● Task goal
Return the lines below word for word, from the first line through the line containing "recipient-label: Napisz do", including both of those lines and nothing after them.

● Information supplied
──────────

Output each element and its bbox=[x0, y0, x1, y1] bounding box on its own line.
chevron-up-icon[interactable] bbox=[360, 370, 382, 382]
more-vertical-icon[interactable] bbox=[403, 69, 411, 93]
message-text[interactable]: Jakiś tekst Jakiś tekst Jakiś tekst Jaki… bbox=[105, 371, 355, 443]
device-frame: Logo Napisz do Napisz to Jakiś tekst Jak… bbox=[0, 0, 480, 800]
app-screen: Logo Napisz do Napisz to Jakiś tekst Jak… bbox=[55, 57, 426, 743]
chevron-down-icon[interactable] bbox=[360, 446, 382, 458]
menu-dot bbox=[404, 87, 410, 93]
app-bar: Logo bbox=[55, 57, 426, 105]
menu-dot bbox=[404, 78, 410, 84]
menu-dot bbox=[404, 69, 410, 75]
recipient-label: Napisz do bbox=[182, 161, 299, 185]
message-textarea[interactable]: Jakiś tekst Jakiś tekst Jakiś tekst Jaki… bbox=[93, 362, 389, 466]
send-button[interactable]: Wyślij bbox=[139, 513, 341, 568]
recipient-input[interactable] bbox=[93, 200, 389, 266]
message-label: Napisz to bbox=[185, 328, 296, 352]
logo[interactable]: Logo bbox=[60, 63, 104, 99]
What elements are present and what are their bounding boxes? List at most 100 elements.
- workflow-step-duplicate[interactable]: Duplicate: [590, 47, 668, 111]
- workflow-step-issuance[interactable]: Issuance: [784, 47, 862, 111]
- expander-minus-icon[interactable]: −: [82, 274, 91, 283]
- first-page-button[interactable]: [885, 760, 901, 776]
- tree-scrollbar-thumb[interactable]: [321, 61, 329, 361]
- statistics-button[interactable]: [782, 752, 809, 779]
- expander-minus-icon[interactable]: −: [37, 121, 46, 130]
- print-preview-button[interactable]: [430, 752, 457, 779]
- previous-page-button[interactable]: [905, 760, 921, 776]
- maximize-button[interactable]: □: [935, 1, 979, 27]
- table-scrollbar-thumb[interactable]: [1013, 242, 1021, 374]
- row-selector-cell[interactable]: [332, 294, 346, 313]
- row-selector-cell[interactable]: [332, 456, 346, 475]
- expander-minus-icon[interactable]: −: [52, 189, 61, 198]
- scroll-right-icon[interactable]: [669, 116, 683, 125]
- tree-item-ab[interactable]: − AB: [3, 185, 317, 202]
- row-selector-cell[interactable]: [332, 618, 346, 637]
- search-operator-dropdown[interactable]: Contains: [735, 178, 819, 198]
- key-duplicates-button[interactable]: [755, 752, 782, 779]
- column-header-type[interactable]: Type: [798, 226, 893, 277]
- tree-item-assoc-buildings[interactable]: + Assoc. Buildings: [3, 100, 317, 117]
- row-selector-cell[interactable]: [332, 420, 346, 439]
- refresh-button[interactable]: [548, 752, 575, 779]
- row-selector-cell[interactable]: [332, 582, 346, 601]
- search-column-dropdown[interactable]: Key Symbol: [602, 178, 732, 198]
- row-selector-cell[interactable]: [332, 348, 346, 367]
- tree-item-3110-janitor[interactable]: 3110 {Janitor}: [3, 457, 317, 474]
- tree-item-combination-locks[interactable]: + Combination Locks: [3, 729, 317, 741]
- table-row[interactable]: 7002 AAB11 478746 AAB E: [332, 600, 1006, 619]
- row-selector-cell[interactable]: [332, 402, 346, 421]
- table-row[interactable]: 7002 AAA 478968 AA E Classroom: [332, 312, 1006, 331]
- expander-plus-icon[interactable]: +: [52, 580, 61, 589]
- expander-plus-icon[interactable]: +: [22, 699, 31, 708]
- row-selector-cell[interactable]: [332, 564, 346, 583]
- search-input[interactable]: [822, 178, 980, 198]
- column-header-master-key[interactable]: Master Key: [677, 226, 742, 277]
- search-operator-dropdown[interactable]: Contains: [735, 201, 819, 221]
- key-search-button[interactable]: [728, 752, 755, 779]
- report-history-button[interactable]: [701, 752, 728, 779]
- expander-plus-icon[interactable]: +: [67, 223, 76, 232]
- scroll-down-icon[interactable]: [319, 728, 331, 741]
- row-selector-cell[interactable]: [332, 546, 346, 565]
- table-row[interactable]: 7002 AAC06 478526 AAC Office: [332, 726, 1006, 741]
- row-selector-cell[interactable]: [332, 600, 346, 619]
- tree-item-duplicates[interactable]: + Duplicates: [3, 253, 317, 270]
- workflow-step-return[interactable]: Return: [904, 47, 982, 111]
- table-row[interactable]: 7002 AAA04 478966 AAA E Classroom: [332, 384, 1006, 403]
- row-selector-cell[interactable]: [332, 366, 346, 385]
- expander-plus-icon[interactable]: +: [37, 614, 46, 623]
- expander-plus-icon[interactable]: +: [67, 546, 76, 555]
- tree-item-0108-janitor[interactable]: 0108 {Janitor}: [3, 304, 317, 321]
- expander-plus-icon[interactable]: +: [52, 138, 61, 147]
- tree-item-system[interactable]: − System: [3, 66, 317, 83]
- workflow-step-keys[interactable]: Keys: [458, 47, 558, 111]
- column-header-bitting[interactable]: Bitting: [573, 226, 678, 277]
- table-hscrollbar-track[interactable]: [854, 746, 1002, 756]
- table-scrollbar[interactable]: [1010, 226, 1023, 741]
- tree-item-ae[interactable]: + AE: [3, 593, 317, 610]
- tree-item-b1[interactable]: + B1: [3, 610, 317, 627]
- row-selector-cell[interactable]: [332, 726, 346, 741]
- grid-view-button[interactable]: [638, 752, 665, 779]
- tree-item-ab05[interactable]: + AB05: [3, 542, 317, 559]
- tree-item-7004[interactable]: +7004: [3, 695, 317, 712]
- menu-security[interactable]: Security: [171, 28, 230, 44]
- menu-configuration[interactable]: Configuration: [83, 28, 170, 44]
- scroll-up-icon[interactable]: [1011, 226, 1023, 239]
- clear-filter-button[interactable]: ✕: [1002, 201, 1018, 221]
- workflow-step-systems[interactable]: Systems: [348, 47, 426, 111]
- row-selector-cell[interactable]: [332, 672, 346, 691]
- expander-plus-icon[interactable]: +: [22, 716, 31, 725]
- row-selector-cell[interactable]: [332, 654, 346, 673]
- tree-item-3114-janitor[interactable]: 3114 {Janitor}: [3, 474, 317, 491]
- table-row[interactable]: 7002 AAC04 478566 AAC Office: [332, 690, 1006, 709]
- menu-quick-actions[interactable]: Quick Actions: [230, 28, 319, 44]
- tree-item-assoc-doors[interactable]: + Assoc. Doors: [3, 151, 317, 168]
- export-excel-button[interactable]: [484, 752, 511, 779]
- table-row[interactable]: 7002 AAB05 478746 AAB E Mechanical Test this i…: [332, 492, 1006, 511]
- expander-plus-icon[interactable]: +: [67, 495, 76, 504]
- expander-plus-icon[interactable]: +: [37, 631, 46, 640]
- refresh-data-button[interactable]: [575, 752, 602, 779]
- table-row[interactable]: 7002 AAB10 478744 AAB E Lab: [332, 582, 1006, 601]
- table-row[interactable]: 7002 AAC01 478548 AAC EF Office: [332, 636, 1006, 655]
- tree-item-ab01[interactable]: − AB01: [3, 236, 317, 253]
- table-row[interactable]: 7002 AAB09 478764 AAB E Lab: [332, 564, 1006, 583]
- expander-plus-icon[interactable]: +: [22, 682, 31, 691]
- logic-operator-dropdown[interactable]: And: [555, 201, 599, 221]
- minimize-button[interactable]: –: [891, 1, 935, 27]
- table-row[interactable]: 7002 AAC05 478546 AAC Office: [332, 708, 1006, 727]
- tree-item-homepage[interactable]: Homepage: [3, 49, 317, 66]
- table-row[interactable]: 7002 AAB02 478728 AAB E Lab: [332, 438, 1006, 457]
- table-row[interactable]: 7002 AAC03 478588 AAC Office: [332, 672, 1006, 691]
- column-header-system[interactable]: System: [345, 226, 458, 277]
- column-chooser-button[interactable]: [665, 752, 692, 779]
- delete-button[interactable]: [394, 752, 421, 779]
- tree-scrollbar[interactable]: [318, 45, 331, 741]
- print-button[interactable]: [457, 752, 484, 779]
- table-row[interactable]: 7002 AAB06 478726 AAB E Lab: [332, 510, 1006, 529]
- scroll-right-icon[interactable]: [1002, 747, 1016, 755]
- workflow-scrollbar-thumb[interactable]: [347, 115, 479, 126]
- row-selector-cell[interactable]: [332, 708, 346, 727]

──────────

● Expected answer
Output each element and its bbox=[x0, y0, x1, y1] bounding box on its own line.
chevron-up-icon[interactable] bbox=[360, 370, 382, 382]
more-vertical-icon[interactable] bbox=[403, 69, 411, 93]
message-text[interactable]: Jakiś tekst Jakiś tekst Jakiś tekst Jaki… bbox=[105, 371, 355, 443]
device-frame: Logo Napisz do Napisz to Jakiś tekst Jak… bbox=[0, 0, 480, 800]
app-screen: Logo Napisz do Napisz to Jakiś tekst Jak… bbox=[55, 57, 426, 743]
chevron-down-icon[interactable] bbox=[360, 446, 382, 458]
menu-dot bbox=[404, 87, 410, 93]
app-bar: Logo bbox=[55, 57, 426, 105]
menu-dot bbox=[404, 78, 410, 84]
menu-dot bbox=[404, 69, 410, 75]
recipient-label: Napisz do bbox=[182, 161, 299, 185]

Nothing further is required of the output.